> Challenge
Wherever the string "this" appears in the listing, copy that line.

* * *

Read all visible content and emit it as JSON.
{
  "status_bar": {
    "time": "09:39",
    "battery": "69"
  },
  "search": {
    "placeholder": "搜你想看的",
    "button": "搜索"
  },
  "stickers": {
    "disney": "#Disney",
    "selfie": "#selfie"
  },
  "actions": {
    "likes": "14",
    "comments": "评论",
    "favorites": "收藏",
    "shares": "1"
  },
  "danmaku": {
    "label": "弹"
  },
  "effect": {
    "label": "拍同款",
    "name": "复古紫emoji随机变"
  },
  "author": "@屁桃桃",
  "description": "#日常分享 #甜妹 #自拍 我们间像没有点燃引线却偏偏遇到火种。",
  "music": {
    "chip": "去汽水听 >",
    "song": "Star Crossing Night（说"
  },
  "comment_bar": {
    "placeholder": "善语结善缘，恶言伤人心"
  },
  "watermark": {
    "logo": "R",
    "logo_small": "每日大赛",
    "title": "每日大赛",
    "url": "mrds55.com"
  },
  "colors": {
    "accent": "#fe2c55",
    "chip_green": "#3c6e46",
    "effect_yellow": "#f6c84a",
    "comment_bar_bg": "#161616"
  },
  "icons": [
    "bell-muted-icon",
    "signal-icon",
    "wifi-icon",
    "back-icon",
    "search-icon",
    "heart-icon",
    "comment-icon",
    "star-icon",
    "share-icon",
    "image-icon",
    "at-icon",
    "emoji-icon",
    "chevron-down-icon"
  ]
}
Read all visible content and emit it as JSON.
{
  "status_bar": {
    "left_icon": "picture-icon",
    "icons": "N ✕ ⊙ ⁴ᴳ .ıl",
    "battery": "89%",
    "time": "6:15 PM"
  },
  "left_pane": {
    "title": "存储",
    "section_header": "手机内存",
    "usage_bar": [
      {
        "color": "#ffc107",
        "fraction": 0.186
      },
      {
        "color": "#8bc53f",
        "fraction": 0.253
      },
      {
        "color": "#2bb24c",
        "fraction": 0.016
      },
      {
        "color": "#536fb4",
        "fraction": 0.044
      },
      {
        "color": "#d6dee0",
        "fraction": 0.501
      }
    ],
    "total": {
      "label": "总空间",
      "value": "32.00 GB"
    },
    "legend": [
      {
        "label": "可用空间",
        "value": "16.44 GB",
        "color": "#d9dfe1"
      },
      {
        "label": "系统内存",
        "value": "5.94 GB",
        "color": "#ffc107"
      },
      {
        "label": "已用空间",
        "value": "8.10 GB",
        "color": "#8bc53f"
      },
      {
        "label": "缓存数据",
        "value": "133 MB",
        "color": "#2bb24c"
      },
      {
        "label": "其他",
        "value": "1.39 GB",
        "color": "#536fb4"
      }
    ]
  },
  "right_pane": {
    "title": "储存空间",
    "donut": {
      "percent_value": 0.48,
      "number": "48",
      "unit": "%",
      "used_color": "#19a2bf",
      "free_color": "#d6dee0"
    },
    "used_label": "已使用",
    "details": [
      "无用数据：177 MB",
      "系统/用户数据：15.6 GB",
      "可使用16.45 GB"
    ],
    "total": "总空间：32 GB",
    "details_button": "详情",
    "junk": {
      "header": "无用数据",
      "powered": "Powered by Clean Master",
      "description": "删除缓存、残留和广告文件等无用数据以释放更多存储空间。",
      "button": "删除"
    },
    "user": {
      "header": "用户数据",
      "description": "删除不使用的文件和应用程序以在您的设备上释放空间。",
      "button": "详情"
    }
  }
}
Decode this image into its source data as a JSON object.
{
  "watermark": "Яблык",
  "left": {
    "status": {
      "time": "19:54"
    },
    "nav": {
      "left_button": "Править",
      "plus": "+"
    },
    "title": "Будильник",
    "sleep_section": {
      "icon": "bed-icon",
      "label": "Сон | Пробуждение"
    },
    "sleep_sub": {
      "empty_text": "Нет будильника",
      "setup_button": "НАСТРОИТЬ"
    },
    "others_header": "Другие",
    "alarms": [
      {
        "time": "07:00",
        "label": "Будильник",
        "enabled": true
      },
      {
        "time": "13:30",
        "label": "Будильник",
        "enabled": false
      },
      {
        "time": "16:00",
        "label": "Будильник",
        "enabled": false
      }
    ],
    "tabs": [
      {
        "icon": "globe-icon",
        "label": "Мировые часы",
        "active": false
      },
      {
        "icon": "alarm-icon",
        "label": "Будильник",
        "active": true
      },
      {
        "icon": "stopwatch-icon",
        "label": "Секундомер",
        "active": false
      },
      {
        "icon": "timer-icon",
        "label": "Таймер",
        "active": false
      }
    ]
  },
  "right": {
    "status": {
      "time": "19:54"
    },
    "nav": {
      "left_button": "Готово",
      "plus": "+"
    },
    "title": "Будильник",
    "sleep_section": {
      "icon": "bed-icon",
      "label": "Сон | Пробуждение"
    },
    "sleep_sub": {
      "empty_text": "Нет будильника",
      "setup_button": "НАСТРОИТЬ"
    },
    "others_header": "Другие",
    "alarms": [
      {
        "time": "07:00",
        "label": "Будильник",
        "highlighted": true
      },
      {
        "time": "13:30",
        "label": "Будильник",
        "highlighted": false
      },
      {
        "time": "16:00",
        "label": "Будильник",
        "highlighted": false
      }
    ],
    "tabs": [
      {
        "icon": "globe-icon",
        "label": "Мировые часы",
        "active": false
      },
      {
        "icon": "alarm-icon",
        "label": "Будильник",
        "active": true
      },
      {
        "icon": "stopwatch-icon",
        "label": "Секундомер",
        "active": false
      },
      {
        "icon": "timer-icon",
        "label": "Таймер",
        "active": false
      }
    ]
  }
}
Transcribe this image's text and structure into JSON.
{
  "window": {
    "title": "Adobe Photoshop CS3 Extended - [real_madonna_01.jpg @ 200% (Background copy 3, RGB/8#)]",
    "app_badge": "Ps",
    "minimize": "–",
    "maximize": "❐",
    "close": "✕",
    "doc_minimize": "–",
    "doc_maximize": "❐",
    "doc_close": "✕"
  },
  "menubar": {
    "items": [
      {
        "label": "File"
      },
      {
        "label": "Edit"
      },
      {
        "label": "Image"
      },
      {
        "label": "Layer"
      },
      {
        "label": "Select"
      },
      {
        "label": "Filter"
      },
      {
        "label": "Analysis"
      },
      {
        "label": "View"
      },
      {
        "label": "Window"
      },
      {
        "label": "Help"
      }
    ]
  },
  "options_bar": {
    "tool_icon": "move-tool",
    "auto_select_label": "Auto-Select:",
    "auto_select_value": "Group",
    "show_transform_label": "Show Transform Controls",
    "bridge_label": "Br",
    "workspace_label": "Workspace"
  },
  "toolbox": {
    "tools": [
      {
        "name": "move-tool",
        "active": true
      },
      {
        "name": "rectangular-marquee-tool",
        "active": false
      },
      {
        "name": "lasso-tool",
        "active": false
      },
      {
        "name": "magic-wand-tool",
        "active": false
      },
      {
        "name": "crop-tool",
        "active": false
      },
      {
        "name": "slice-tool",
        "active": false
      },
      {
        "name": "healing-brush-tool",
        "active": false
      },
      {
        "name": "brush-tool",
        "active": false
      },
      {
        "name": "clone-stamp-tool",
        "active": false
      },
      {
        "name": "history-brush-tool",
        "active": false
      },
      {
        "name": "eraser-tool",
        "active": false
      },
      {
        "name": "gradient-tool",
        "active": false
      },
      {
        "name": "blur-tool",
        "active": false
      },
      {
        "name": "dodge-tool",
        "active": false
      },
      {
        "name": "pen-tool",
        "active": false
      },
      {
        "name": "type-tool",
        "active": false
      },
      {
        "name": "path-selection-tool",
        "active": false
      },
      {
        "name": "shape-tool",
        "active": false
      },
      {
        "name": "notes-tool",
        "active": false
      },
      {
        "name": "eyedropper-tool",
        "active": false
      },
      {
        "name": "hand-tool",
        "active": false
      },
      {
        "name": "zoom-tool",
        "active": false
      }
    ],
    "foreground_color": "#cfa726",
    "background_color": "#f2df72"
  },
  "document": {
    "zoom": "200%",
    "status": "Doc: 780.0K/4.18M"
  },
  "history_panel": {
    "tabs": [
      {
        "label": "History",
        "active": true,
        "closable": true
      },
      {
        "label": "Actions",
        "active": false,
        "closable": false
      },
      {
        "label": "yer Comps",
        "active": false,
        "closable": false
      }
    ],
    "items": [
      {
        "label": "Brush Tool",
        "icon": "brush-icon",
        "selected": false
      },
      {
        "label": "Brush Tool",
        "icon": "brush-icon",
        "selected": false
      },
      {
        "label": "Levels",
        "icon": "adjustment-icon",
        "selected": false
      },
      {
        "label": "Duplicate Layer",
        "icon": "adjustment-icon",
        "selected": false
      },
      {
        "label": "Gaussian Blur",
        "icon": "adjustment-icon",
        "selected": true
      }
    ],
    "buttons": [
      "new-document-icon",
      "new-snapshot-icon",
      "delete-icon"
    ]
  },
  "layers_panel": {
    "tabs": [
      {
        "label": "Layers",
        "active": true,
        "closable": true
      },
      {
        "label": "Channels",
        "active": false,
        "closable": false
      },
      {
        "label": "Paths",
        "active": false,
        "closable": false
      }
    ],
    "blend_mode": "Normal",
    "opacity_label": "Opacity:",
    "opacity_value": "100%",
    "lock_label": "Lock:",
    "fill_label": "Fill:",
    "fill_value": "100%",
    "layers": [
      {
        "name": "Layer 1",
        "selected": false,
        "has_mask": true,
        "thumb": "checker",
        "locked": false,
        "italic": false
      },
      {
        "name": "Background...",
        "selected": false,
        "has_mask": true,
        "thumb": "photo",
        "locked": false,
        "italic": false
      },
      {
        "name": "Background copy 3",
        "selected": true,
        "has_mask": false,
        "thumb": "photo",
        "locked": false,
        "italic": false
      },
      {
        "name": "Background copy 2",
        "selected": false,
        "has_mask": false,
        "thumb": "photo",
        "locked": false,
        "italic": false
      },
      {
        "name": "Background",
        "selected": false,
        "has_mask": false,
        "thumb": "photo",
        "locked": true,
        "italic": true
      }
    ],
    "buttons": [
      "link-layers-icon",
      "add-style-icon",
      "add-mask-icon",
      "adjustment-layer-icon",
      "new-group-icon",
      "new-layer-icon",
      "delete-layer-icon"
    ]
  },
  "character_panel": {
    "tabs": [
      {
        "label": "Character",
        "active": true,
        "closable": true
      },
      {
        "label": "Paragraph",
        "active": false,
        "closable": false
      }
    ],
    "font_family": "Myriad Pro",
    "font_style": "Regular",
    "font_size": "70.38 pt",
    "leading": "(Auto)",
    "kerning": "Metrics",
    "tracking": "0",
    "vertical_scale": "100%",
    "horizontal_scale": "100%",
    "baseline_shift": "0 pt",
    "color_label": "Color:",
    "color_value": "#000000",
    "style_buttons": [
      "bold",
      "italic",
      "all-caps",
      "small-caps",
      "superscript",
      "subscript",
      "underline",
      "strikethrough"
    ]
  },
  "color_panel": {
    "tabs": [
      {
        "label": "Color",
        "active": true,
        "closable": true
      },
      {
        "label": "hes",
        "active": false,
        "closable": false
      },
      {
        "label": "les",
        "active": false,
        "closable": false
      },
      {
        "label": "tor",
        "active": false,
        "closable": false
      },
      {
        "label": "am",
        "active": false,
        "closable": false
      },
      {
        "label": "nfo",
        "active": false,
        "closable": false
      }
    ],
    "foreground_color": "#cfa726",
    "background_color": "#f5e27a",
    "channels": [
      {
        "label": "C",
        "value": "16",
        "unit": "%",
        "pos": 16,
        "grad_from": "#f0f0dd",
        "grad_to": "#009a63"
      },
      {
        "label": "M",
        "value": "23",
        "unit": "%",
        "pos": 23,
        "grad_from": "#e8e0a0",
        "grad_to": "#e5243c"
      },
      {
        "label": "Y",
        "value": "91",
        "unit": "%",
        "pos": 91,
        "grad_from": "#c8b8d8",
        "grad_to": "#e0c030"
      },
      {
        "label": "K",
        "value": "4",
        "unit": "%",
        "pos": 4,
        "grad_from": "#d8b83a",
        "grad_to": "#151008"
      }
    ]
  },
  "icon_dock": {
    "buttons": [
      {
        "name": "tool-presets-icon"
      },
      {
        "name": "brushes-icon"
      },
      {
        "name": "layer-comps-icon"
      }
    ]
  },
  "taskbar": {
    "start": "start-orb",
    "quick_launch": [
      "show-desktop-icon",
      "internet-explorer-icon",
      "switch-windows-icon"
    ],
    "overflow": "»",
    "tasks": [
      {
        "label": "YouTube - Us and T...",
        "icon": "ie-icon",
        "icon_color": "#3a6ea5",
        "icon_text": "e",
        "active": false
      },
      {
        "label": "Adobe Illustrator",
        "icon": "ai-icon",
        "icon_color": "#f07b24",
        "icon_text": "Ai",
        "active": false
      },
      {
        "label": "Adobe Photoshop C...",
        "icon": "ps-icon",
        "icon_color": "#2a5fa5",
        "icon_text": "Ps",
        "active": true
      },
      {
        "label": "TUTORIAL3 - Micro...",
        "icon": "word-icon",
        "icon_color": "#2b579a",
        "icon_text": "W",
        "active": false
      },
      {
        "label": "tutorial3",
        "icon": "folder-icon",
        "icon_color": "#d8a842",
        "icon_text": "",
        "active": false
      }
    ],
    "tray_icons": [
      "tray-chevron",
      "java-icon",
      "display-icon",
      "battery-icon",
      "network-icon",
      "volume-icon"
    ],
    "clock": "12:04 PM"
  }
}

* * *

> Final result
Decode this image into its source data as a JSON object.
Transcribe this image's text and structure into JSON.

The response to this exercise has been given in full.